Dataset records:
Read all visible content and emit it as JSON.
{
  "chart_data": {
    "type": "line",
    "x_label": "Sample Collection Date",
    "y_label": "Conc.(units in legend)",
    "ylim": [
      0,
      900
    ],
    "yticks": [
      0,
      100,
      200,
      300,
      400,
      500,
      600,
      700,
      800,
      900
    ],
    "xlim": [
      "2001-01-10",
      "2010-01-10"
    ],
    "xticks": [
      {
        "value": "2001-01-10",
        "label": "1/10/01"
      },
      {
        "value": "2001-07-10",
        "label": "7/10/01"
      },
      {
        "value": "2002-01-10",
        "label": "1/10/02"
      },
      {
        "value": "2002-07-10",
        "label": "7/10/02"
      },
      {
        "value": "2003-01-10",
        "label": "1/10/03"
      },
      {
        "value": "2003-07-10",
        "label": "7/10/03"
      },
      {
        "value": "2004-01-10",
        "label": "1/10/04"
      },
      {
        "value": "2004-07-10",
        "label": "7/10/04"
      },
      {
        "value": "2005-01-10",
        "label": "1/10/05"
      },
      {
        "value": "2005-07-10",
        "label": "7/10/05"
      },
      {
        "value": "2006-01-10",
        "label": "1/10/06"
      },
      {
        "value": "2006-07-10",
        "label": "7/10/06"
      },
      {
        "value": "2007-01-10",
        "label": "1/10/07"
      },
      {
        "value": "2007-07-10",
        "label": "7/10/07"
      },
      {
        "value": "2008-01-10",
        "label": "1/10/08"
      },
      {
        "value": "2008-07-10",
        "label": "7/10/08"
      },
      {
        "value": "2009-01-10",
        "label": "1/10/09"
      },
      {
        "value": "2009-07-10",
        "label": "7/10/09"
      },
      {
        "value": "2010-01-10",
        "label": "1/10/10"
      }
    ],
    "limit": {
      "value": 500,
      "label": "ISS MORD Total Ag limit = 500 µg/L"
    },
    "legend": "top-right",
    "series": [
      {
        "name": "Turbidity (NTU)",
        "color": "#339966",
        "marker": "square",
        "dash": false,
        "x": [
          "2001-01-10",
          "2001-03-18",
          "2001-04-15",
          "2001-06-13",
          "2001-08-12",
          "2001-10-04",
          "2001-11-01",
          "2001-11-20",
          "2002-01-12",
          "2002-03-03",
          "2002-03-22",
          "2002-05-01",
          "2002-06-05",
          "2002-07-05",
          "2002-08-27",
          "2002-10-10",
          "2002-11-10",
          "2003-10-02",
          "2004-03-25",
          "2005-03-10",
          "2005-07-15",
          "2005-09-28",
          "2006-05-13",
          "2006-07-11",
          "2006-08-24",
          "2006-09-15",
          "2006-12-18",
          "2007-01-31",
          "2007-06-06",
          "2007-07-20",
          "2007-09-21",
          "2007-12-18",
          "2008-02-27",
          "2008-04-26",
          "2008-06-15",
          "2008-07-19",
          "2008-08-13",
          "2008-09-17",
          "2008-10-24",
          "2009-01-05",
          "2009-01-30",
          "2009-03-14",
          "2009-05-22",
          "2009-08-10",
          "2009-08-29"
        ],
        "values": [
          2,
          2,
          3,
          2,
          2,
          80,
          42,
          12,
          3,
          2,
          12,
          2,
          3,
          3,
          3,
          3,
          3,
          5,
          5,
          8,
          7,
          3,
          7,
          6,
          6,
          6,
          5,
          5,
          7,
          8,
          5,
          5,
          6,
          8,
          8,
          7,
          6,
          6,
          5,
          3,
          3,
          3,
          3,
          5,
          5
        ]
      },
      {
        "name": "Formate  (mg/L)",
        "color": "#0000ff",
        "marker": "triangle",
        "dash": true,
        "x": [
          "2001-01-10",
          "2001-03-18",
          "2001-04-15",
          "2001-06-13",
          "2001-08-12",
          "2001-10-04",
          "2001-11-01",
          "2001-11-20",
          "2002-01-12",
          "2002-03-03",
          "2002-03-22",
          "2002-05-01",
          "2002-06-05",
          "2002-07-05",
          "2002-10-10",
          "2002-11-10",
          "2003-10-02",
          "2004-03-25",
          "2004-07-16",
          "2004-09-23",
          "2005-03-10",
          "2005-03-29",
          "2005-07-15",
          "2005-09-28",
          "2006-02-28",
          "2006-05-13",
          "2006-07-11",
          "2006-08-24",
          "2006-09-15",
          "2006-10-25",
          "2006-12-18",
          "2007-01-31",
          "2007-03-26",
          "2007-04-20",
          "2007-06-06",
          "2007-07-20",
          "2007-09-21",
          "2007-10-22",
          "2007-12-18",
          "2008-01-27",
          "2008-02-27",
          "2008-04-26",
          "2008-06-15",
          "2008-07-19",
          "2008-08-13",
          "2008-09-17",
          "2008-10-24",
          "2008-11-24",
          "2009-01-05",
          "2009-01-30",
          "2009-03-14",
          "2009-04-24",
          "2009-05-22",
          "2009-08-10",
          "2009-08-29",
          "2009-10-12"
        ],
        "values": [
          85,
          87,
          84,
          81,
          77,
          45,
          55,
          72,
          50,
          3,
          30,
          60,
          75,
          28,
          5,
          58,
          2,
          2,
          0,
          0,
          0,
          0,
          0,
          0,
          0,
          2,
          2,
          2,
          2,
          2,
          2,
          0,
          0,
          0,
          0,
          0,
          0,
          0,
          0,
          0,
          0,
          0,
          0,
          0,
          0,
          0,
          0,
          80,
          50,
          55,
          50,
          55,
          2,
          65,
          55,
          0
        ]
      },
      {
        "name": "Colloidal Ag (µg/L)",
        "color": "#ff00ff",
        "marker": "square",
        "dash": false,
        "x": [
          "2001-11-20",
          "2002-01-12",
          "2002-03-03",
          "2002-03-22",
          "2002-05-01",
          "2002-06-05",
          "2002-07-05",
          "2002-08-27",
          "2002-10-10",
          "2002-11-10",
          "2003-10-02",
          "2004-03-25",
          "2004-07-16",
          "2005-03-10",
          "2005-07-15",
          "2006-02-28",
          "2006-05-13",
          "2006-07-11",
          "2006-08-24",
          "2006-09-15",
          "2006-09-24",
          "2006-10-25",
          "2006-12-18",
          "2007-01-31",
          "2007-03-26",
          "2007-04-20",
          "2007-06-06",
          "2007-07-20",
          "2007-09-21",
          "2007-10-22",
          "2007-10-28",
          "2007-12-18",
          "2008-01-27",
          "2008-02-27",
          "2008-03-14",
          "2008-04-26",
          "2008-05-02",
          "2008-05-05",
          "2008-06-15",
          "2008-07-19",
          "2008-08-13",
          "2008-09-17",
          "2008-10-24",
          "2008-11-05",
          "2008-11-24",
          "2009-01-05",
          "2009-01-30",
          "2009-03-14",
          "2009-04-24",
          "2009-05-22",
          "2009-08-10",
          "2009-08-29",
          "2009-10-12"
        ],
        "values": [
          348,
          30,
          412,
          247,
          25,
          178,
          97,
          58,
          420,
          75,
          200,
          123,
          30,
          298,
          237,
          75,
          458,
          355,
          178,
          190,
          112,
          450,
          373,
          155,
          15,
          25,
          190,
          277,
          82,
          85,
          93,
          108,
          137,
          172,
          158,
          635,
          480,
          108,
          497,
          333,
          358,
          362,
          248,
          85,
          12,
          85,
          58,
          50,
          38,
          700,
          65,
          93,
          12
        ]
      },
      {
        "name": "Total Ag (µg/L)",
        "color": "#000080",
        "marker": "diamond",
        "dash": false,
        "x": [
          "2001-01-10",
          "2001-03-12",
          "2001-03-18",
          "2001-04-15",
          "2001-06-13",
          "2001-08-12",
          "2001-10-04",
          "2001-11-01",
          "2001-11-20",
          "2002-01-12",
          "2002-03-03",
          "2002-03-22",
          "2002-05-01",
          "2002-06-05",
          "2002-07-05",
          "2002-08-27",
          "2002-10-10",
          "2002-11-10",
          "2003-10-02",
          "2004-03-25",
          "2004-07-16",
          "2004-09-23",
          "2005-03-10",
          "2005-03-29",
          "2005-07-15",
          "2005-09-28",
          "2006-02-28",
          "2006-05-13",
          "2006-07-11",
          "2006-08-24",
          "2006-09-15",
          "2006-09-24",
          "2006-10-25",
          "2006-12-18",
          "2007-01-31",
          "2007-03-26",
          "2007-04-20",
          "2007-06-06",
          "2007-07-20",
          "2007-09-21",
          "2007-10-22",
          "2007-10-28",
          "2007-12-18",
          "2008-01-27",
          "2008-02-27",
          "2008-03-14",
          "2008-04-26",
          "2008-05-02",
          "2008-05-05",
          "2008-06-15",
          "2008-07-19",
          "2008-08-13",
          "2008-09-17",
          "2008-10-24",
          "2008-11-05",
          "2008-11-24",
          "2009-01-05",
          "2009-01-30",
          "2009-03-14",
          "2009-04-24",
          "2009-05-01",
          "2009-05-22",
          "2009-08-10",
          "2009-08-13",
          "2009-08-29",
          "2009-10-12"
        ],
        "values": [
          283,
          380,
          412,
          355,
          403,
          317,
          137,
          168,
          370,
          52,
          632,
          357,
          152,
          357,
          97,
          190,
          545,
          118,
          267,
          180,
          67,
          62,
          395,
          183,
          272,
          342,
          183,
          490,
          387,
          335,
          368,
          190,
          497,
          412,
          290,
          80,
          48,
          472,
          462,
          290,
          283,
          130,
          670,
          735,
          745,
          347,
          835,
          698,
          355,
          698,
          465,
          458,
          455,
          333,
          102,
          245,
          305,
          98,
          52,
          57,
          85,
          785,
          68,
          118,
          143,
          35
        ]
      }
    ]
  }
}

---

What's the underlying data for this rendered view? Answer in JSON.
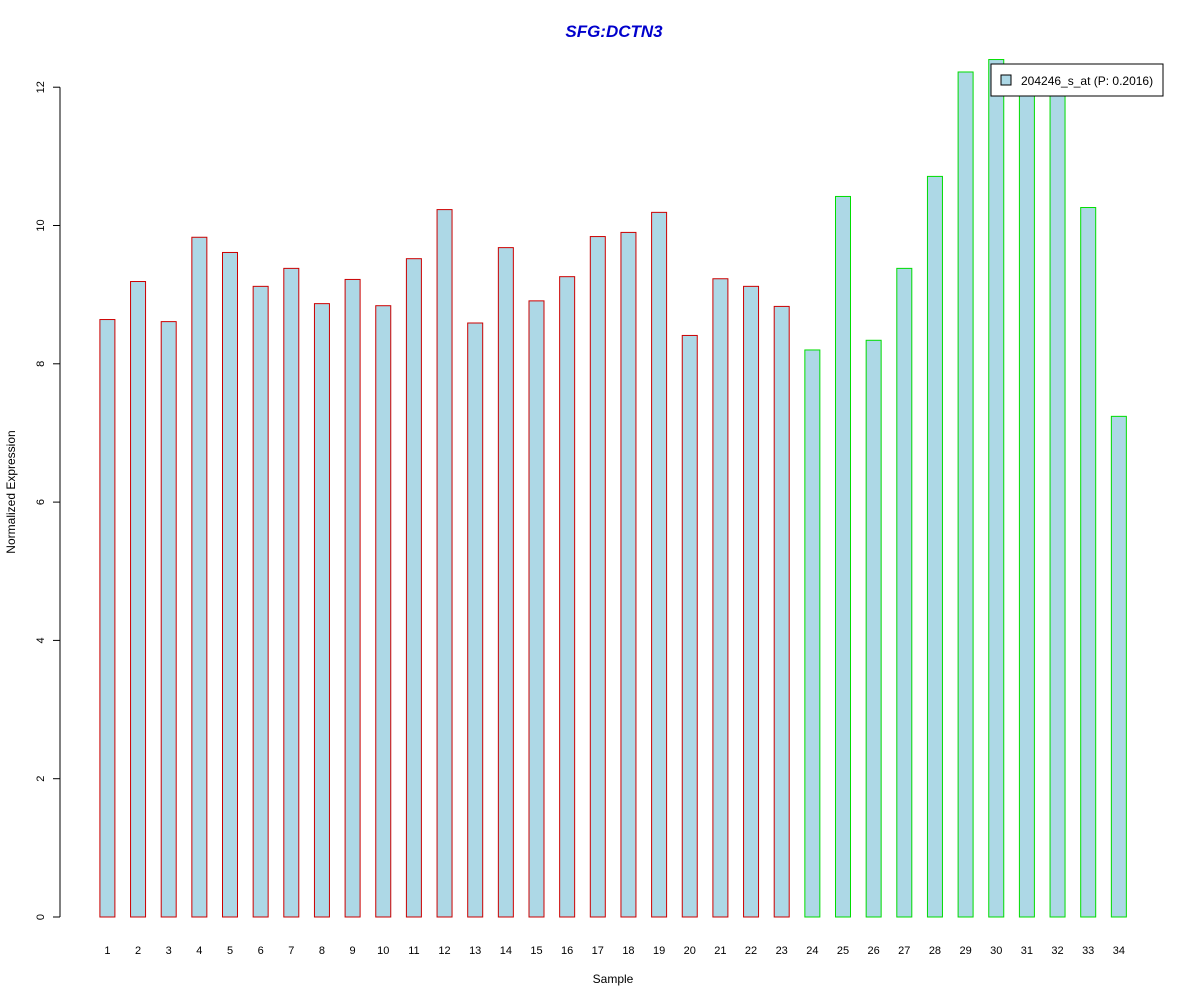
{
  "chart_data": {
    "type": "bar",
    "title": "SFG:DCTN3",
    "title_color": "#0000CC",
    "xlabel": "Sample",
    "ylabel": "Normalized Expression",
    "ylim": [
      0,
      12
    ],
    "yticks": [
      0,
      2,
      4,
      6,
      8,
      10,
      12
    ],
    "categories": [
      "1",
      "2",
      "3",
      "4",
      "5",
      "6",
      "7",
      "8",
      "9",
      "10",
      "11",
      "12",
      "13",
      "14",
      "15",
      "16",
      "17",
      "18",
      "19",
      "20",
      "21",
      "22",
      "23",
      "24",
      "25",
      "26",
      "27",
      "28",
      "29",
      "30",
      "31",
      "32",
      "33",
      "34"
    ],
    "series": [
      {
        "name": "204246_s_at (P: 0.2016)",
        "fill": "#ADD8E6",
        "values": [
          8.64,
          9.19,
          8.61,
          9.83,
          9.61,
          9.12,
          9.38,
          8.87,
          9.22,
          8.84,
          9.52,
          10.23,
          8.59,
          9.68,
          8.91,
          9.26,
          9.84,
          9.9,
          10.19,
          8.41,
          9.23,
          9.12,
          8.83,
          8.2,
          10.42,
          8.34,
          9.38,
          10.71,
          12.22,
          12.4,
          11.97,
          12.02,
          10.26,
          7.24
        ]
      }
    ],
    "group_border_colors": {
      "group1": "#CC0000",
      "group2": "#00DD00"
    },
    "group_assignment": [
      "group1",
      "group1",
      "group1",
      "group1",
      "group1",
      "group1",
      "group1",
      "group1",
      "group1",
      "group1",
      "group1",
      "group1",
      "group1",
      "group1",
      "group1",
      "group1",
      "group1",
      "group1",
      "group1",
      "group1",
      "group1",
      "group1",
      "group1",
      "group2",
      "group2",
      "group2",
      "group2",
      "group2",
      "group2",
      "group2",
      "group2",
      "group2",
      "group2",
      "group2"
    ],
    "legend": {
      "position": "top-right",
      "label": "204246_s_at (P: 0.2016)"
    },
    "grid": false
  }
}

### Written exercise
Count each line of the entries that holds the word "legend", then state the total and nothing more.

### Answer for the task
3